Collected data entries
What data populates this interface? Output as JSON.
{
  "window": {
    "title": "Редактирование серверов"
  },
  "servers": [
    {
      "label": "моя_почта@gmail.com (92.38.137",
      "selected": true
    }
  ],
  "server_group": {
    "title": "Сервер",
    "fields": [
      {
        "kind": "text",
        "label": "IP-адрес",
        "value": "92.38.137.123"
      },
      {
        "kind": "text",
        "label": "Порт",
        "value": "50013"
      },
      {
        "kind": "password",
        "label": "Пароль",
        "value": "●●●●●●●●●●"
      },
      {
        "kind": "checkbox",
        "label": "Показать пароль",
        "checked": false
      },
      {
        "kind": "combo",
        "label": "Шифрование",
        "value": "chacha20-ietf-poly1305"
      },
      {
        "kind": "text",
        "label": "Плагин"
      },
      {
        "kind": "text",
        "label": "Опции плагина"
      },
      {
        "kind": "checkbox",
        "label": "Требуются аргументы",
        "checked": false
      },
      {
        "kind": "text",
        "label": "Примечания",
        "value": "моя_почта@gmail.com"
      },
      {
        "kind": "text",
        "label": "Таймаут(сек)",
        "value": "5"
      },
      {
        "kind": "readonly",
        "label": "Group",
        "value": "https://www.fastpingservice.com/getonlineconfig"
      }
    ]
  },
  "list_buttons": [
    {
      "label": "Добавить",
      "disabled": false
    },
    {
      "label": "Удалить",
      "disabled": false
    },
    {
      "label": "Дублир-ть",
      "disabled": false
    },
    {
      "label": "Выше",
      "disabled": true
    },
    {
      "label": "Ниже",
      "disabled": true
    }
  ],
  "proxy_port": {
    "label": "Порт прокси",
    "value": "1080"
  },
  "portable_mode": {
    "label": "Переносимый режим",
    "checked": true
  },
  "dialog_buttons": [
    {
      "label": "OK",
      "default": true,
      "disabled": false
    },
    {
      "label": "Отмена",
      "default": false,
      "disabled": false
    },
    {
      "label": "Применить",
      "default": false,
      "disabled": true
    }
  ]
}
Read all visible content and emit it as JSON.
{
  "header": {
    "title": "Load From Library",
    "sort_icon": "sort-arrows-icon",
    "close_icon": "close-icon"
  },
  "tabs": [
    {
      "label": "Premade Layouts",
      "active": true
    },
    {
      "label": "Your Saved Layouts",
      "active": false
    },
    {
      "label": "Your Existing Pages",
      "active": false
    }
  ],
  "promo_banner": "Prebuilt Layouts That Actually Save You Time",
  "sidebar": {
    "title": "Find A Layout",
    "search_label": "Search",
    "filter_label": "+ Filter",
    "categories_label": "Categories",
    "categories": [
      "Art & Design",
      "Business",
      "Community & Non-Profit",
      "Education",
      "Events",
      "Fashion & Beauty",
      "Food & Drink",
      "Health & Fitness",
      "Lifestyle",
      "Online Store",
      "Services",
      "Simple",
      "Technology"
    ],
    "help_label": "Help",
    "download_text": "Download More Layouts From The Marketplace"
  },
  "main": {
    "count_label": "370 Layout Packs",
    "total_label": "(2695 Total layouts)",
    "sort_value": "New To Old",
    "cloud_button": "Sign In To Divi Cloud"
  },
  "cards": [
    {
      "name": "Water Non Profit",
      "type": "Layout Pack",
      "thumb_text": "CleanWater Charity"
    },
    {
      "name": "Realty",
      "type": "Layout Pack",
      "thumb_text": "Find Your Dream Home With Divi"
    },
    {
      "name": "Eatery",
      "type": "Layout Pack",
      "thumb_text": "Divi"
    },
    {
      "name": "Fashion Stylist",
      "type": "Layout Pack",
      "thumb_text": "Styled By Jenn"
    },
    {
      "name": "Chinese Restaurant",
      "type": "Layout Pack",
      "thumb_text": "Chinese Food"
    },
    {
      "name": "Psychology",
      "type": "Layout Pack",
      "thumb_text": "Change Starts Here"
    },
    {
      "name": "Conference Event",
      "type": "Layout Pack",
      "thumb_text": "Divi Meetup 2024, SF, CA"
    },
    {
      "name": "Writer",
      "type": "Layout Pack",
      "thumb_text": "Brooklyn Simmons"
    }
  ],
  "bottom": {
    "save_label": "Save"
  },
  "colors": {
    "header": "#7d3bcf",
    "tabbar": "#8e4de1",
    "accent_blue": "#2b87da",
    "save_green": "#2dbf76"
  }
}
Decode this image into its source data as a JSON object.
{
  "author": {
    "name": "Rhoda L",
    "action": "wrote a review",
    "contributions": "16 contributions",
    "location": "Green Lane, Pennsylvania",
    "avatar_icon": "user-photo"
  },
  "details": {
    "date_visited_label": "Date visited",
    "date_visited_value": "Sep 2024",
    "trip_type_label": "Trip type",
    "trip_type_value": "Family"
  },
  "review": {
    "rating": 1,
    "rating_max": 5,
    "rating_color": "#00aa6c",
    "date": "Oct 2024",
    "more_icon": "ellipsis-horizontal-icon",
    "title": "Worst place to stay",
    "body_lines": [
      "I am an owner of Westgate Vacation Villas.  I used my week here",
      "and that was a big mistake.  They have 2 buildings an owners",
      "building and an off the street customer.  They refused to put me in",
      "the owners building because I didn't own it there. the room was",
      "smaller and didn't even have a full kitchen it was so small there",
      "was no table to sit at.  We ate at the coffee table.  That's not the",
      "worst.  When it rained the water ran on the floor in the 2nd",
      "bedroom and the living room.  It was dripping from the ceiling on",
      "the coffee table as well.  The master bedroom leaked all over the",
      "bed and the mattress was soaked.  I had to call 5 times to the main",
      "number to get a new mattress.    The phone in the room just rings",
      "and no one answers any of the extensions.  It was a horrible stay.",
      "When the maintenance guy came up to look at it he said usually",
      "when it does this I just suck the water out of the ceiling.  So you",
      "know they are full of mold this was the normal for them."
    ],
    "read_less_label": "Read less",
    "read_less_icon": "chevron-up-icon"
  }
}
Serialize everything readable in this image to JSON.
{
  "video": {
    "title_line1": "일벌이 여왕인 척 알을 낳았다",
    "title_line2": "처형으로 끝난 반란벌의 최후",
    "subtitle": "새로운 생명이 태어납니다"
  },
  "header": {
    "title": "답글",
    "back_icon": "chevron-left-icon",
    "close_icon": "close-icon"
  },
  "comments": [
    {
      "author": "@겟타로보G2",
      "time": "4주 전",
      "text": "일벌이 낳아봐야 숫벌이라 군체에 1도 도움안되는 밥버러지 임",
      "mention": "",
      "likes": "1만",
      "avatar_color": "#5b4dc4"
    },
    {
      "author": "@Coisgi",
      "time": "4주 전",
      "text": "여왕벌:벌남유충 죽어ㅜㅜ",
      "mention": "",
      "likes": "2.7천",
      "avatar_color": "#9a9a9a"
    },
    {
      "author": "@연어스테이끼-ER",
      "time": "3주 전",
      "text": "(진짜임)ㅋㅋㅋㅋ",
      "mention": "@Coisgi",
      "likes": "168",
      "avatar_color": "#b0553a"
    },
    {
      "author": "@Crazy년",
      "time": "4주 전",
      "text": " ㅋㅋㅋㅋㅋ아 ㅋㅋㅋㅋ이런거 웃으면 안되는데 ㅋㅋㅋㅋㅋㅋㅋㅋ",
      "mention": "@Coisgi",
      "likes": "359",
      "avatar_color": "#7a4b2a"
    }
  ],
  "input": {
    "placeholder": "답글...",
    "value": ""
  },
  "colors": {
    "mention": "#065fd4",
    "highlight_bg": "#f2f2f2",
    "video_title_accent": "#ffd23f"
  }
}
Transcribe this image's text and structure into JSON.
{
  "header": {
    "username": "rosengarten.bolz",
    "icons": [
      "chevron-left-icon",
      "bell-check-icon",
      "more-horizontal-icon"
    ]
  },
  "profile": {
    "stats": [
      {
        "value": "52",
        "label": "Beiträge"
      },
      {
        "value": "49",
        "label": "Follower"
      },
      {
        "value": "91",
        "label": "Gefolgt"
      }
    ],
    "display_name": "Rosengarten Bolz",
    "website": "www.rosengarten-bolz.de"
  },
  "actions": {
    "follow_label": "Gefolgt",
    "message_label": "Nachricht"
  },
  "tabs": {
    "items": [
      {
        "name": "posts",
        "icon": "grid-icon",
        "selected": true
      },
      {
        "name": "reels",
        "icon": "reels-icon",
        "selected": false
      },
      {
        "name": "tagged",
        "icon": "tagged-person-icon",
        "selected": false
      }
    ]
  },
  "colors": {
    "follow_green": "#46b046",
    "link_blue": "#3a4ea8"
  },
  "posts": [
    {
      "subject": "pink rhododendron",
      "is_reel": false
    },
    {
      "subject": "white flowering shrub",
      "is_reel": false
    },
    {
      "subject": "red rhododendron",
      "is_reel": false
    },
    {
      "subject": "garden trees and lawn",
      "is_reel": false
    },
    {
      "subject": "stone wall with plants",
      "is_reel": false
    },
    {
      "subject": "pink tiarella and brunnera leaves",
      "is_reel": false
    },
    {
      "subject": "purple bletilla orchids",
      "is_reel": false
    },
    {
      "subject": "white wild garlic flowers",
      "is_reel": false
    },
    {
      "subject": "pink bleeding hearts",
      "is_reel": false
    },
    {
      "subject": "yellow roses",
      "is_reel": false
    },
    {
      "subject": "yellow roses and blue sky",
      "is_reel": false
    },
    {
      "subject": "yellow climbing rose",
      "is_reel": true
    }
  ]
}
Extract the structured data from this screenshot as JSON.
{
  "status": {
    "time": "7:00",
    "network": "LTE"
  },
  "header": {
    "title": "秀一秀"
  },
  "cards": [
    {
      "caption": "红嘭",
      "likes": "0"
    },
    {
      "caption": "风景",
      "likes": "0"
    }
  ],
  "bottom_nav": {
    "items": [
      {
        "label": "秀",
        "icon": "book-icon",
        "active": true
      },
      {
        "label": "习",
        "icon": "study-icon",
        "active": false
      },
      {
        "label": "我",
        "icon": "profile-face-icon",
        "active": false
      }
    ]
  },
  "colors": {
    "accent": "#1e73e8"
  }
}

* _TO BE DONE_: Tell how many lines of the data include the word "owners", and nothing else.

* _OUTPUT FOR THIS EXERCISE_: 2